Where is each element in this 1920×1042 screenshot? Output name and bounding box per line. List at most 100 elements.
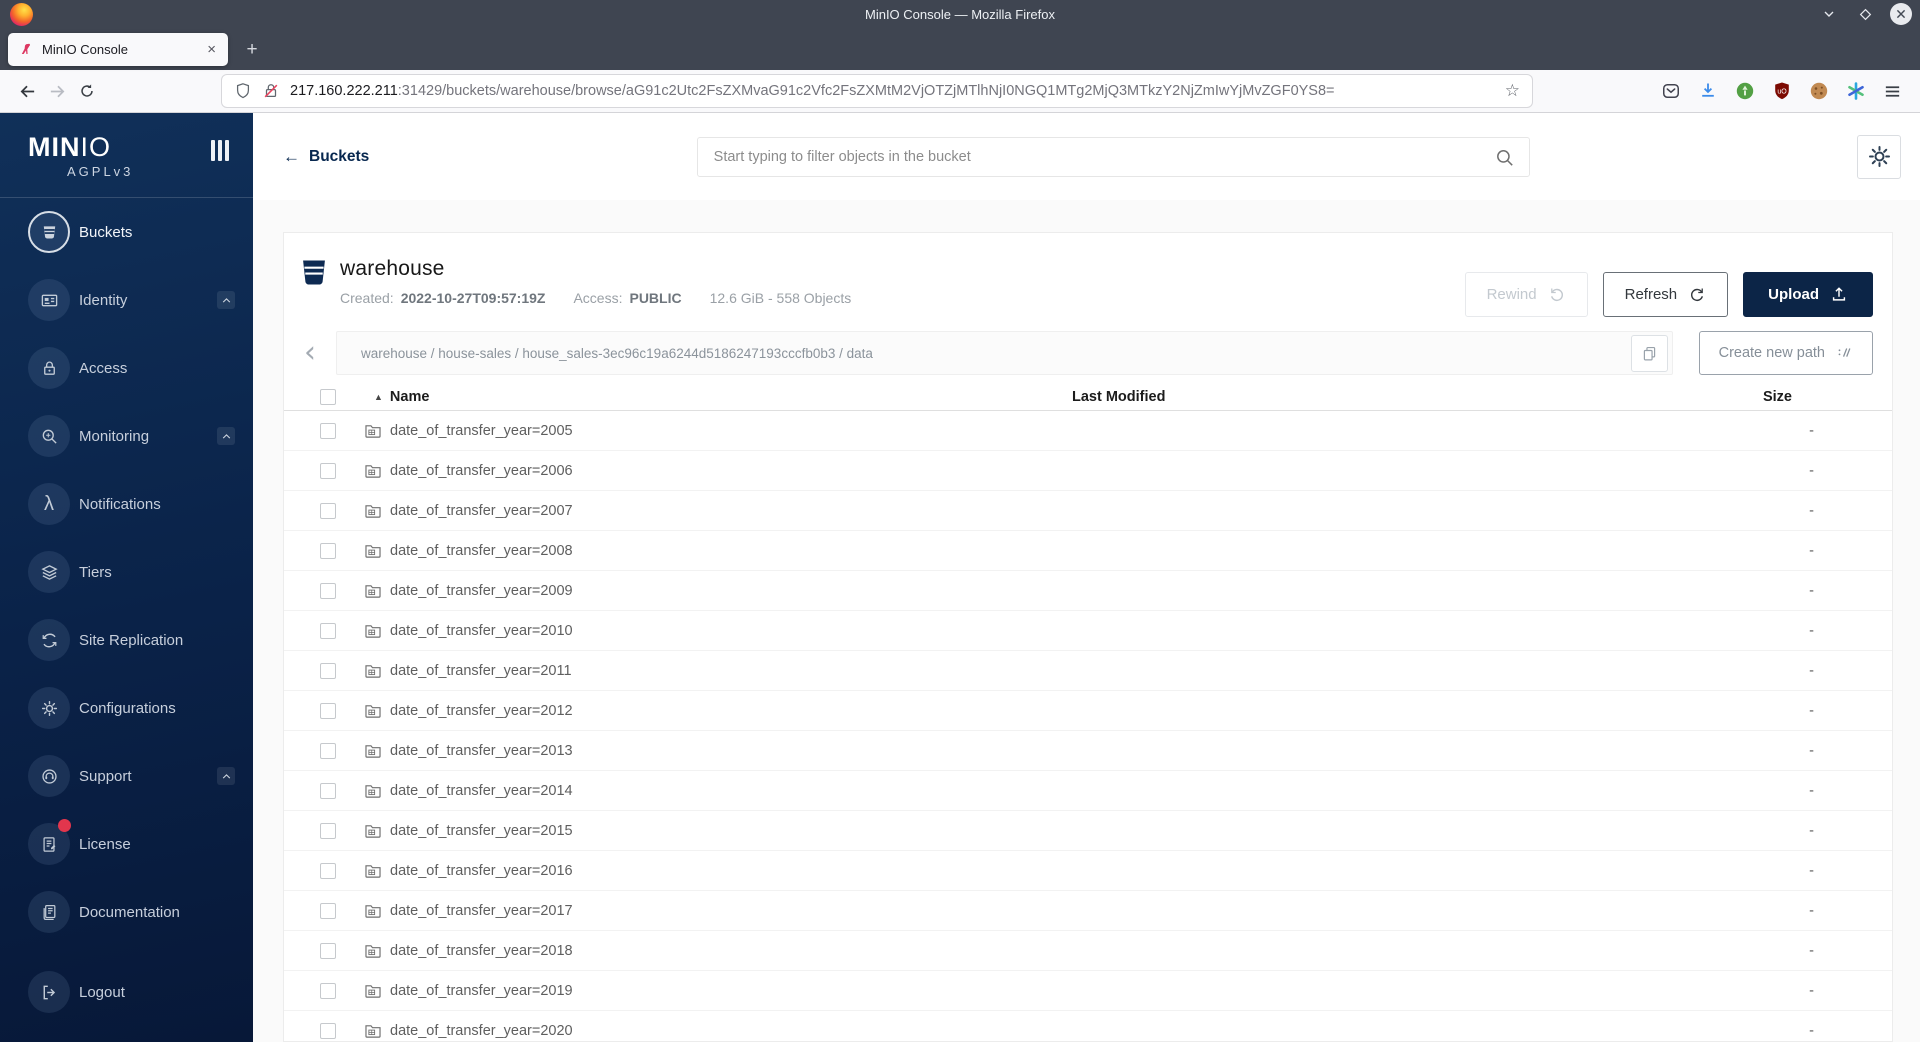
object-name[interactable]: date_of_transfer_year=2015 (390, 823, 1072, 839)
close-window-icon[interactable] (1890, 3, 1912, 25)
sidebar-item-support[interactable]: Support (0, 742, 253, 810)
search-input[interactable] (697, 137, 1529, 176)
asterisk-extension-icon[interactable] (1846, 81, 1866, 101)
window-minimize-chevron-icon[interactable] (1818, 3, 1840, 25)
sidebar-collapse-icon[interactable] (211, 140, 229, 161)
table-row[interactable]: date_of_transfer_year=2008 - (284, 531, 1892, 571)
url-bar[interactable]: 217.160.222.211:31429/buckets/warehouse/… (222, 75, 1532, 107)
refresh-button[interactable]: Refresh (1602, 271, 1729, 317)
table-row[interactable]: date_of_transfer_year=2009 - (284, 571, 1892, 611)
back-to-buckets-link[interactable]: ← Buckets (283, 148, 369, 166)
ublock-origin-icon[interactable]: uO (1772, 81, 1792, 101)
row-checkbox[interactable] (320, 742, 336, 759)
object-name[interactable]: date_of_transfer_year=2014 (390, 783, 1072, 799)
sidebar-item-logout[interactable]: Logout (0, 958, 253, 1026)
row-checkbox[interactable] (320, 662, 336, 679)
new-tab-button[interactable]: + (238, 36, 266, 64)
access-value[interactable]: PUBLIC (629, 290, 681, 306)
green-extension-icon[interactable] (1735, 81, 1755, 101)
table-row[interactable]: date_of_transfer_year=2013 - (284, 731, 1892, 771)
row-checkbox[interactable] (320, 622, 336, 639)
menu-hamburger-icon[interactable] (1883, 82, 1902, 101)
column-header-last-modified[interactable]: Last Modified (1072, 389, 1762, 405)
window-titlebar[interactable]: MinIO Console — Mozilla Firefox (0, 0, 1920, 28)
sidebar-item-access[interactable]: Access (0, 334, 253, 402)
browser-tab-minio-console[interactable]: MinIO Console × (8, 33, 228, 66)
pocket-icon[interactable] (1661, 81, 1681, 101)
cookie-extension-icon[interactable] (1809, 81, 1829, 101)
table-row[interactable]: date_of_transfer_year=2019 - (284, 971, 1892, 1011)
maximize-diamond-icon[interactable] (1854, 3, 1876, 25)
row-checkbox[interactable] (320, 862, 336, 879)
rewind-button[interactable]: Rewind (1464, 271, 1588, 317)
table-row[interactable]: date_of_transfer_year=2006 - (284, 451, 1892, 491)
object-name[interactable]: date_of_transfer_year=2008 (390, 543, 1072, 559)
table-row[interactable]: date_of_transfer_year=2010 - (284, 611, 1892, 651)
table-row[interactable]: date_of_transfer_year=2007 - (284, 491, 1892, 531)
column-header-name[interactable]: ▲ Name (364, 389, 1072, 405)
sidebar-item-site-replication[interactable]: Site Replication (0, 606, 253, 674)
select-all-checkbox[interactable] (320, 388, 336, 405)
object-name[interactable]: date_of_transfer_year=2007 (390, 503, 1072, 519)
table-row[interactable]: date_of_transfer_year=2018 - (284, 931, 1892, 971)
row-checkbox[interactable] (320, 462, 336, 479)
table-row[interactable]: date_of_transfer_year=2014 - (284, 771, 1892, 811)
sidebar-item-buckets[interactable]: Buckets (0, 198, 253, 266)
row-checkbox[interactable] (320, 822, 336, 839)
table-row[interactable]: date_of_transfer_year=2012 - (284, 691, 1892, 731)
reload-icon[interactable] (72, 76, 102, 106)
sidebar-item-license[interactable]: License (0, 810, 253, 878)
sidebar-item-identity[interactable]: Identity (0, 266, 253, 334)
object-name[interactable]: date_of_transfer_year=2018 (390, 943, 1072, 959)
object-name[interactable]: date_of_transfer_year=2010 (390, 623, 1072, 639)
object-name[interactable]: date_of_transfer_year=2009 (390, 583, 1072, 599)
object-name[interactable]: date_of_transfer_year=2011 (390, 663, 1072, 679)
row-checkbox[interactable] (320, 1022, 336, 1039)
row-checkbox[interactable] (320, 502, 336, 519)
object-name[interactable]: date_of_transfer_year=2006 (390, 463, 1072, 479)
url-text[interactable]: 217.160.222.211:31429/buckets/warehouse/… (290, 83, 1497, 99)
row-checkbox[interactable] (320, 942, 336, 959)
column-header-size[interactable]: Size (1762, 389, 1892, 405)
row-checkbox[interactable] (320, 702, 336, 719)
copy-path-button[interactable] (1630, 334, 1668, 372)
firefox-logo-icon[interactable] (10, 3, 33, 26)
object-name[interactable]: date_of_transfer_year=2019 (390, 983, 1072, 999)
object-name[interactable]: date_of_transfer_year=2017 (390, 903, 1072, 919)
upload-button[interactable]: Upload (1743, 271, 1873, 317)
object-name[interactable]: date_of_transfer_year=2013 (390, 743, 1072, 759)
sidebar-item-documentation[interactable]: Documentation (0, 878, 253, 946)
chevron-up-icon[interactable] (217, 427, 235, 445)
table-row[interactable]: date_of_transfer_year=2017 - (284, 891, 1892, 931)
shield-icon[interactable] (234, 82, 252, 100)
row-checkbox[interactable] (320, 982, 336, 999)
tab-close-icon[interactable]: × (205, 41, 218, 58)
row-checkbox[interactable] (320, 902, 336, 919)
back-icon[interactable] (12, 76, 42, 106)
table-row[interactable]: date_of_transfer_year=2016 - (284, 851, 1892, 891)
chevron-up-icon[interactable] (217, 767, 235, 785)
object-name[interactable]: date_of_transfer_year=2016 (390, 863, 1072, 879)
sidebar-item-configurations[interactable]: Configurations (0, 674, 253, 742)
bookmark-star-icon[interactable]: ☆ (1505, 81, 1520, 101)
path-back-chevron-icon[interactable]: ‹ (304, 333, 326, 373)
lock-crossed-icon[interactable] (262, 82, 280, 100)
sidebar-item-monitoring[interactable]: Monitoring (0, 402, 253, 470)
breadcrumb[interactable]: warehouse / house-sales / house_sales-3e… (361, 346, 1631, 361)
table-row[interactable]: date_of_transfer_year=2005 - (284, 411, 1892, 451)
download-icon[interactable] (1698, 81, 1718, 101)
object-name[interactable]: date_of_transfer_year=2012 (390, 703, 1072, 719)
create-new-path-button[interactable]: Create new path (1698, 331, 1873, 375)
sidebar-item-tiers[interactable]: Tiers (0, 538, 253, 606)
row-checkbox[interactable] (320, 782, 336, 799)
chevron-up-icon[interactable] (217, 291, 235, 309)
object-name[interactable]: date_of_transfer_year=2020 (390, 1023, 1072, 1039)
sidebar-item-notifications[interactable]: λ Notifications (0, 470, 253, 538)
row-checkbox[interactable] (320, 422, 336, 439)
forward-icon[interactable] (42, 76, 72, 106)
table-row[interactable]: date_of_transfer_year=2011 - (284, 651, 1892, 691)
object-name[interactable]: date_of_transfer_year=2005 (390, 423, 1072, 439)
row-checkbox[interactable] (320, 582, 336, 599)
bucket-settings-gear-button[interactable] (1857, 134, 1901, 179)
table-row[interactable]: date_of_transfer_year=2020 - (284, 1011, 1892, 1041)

....

:: Stated task ::
Copy out every line from the one containing "823, 1072, 839)" down through the one containing "window-titlebar[interactable]: MinIO Console", reproducing each line in full.

:: Task solution ::
object-name[interactable]: date_of_transfer_year=2015 (390, 823, 1072, 839)
close-window-icon[interactable] (1890, 3, 1912, 25)
sidebar-item-support[interactable]: Support (0, 742, 253, 810)
search-input[interactable] (697, 137, 1529, 176)
asterisk-extension-icon[interactable] (1846, 81, 1866, 101)
window-minimize-chevron-icon[interactable] (1818, 3, 1840, 25)
sidebar-collapse-icon[interactable] (211, 140, 229, 161)
table-row[interactable]: date_of_transfer_year=2008 - (284, 531, 1892, 571)
url-bar[interactable]: 217.160.222.211:31429/buckets/warehouse/… (222, 75, 1532, 107)
refresh-button[interactable]: Refresh (1602, 271, 1729, 317)
table-row[interactable]: date_of_transfer_year=2009 - (284, 571, 1892, 611)
back-to-buckets-link[interactable]: ← Buckets (283, 148, 369, 166)
ublock-origin-icon[interactable]: uO (1772, 81, 1792, 101)
row-checkbox[interactable] (320, 742, 336, 759)
object-name[interactable]: date_of_transfer_year=2014 (390, 783, 1072, 799)
sidebar-item-logout[interactable]: Logout (0, 958, 253, 1026)
row-checkbox[interactable] (320, 662, 336, 679)
new-tab-button[interactable]: + (238, 36, 266, 64)
access-value[interactable]: PUBLIC (629, 290, 681, 306)
green-extension-icon[interactable] (1735, 81, 1755, 101)
table-row[interactable]: date_of_transfer_year=2013 - (284, 731, 1892, 771)
row-checkbox[interactable] (320, 622, 336, 639)
menu-hamburger-icon[interactable] (1883, 82, 1902, 101)
column-header-last-modified[interactable]: Last Modified (1072, 389, 1762, 405)
window-titlebar[interactable]: MinIO Console — Mozilla Firefox (0, 0, 1920, 28)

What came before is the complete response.